┌─ Listed records

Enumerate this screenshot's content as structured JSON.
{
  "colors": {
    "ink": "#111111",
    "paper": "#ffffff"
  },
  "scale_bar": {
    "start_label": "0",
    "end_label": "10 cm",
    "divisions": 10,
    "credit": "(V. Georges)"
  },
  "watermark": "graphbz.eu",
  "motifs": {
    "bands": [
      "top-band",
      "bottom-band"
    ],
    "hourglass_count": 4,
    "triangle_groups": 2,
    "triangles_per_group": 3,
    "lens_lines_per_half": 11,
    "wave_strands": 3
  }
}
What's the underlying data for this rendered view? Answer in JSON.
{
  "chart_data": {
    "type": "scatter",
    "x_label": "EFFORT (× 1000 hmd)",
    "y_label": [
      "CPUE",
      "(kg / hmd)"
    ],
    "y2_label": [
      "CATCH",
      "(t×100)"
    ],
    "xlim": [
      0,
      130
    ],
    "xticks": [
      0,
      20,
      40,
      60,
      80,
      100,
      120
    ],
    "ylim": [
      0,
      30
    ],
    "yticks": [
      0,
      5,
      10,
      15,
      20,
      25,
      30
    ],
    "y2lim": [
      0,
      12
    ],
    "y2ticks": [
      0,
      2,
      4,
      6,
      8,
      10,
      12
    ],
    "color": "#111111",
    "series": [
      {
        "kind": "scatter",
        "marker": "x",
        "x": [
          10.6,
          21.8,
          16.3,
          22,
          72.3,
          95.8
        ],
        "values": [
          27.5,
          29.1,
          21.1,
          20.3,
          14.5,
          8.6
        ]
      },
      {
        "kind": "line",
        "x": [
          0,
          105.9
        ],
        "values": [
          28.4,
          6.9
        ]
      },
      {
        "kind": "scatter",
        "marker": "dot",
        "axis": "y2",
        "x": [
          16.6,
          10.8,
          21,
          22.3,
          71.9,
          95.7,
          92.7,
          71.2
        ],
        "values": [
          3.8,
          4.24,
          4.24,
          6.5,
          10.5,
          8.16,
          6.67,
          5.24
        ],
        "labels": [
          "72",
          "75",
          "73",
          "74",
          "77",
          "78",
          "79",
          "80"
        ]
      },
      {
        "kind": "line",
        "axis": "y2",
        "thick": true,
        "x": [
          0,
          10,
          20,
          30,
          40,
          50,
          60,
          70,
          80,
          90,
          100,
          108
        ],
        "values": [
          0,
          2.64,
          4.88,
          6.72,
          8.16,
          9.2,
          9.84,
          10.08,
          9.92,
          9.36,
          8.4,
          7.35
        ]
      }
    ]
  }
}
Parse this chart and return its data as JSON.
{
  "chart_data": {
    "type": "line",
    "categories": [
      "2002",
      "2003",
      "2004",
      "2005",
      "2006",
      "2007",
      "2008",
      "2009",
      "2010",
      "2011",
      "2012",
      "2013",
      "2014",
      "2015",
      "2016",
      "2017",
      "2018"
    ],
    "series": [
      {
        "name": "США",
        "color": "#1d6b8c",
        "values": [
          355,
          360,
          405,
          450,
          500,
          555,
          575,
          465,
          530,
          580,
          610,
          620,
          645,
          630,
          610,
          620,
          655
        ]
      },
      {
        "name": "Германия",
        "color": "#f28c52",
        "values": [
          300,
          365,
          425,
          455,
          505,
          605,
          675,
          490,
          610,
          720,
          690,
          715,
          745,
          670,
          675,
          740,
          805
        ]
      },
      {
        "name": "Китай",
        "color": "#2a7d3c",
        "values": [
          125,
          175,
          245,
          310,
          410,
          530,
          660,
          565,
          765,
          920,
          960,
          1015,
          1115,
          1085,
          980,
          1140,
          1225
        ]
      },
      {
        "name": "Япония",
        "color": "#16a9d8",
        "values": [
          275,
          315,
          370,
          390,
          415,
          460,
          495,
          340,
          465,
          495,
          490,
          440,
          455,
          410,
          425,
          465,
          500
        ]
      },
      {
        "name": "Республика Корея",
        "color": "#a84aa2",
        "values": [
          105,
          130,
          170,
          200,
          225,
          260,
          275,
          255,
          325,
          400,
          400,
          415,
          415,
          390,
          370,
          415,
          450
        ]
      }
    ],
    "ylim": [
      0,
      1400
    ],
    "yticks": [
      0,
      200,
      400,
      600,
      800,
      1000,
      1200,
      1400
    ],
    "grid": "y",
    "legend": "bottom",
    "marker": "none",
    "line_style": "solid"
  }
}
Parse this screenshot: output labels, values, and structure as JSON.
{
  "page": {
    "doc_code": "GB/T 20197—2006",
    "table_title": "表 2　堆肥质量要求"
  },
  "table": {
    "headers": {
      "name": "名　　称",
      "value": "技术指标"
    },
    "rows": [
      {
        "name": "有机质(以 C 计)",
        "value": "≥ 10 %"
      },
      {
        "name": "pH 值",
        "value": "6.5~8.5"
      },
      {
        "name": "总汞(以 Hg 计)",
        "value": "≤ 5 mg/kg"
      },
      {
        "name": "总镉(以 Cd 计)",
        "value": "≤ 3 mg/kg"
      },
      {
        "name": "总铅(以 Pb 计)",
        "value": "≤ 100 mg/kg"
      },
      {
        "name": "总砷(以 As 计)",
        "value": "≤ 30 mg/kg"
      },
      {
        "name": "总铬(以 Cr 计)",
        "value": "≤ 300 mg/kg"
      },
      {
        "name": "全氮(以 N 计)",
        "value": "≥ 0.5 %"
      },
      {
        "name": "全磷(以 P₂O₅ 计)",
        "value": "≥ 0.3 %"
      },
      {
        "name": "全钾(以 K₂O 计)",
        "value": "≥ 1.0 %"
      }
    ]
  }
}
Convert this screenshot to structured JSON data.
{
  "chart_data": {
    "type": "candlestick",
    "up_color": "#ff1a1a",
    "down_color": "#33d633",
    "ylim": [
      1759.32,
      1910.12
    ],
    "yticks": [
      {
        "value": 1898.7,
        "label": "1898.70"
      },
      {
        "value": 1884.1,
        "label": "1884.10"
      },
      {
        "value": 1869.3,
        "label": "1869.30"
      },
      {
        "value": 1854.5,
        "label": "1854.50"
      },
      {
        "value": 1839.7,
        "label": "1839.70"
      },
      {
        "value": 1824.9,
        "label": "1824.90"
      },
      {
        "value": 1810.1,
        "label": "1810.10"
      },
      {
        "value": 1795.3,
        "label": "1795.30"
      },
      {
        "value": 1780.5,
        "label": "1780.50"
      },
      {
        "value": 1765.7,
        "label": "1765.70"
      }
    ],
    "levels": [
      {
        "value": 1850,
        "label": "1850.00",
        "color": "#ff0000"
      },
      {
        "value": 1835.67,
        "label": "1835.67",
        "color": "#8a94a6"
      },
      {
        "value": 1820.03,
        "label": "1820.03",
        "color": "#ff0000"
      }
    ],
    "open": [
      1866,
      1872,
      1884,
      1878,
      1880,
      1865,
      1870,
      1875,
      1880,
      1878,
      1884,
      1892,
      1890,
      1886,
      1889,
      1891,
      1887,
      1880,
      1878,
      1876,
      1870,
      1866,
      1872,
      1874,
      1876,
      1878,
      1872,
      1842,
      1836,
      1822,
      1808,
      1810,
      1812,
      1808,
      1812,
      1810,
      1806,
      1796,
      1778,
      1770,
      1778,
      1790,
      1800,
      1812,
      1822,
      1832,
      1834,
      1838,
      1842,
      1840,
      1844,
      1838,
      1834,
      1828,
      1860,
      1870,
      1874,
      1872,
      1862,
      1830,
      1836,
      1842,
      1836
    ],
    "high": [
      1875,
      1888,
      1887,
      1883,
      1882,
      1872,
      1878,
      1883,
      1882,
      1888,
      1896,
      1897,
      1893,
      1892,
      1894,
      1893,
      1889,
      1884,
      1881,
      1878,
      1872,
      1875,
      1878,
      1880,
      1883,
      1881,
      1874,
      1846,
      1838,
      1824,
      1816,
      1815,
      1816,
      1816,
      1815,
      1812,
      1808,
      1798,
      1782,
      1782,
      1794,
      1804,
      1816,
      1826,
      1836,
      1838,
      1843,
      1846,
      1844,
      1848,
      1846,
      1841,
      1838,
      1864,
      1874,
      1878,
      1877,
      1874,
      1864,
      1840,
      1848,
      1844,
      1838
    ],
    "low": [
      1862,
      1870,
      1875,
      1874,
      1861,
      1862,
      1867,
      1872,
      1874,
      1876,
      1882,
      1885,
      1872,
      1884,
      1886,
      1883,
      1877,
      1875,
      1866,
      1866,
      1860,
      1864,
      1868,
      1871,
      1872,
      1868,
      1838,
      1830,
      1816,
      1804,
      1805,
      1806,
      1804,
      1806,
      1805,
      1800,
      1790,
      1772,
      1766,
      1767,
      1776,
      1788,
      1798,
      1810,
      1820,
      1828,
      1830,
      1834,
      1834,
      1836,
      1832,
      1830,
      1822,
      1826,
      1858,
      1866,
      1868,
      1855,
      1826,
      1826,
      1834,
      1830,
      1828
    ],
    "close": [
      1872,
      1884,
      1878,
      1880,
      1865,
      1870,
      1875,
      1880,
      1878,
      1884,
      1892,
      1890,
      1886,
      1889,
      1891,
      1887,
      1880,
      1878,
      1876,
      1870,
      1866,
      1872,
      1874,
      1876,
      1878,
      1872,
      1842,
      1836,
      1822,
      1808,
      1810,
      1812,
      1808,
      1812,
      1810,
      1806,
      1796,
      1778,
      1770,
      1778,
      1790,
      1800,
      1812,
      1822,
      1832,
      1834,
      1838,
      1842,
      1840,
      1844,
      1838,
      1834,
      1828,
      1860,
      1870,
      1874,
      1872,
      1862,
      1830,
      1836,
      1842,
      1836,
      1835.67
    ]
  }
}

└─

### Exercise brief
Extract every line above containing the word "type".

### Output
    "type": "scatter",
    "type": "line",
    "type": "candlestick",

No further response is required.